Data records
──────

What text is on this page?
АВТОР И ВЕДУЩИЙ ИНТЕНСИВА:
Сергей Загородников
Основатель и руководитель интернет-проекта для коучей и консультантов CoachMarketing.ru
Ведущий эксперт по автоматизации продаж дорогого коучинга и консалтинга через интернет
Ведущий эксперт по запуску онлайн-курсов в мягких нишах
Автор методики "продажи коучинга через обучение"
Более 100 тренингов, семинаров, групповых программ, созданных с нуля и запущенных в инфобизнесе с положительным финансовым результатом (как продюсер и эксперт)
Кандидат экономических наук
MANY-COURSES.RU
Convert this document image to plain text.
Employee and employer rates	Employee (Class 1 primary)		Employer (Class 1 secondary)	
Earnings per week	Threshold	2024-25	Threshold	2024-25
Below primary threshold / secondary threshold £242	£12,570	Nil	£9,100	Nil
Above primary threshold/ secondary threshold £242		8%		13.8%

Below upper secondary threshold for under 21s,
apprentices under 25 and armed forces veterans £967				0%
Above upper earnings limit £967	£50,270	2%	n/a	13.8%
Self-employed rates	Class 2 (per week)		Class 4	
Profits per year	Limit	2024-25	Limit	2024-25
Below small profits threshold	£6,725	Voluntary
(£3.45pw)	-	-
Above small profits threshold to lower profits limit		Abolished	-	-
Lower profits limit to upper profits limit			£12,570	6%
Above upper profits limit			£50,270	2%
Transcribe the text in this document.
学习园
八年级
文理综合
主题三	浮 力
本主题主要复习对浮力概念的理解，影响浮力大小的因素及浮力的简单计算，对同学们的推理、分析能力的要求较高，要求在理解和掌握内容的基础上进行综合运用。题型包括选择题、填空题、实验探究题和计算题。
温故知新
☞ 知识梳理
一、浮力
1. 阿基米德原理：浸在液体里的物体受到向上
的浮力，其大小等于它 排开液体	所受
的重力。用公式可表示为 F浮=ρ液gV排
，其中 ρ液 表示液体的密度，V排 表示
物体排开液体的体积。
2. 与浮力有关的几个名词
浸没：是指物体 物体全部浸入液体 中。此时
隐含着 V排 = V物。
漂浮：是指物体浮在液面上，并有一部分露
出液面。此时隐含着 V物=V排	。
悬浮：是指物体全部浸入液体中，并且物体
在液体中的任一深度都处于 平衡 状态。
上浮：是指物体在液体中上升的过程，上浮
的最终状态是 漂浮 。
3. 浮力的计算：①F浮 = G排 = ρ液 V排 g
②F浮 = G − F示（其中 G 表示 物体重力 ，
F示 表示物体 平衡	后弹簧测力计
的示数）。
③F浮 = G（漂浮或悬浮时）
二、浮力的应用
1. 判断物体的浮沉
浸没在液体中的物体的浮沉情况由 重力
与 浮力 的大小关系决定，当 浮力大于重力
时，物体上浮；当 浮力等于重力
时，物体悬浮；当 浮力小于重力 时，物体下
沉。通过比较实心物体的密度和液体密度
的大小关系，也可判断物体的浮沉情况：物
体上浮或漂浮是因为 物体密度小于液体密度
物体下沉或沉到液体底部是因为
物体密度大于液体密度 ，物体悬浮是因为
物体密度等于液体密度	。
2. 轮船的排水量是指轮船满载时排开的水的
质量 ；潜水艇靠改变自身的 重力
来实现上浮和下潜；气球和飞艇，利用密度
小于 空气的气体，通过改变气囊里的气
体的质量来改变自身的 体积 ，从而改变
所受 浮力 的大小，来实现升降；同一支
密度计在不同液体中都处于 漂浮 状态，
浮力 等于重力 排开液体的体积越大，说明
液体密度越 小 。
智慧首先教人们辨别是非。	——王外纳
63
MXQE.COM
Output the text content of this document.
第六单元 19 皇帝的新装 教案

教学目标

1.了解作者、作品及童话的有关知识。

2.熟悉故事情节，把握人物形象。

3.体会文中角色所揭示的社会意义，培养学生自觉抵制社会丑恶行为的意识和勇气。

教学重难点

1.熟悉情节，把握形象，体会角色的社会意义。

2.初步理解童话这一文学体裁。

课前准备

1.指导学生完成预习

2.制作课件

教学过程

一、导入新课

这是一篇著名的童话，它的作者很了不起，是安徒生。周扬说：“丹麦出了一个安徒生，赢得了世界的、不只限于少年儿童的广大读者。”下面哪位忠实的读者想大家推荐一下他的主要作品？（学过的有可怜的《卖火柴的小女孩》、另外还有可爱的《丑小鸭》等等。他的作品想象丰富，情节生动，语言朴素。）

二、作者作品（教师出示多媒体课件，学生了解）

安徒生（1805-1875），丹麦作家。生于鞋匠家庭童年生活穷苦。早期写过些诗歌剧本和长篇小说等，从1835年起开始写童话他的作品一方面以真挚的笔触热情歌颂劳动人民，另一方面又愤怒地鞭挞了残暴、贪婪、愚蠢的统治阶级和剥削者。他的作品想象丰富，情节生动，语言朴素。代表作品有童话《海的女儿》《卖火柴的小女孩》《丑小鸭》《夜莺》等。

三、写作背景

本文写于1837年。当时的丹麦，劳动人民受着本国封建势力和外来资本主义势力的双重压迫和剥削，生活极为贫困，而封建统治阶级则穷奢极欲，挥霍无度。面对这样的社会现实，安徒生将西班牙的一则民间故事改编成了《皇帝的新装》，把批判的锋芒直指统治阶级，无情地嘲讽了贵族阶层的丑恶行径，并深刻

──────

STATED GOAL:
Tally the lines in the entries above that hold the word "他的作品想象丰富". Reply with nothing but that count.

EXPECTED ANSWER:
2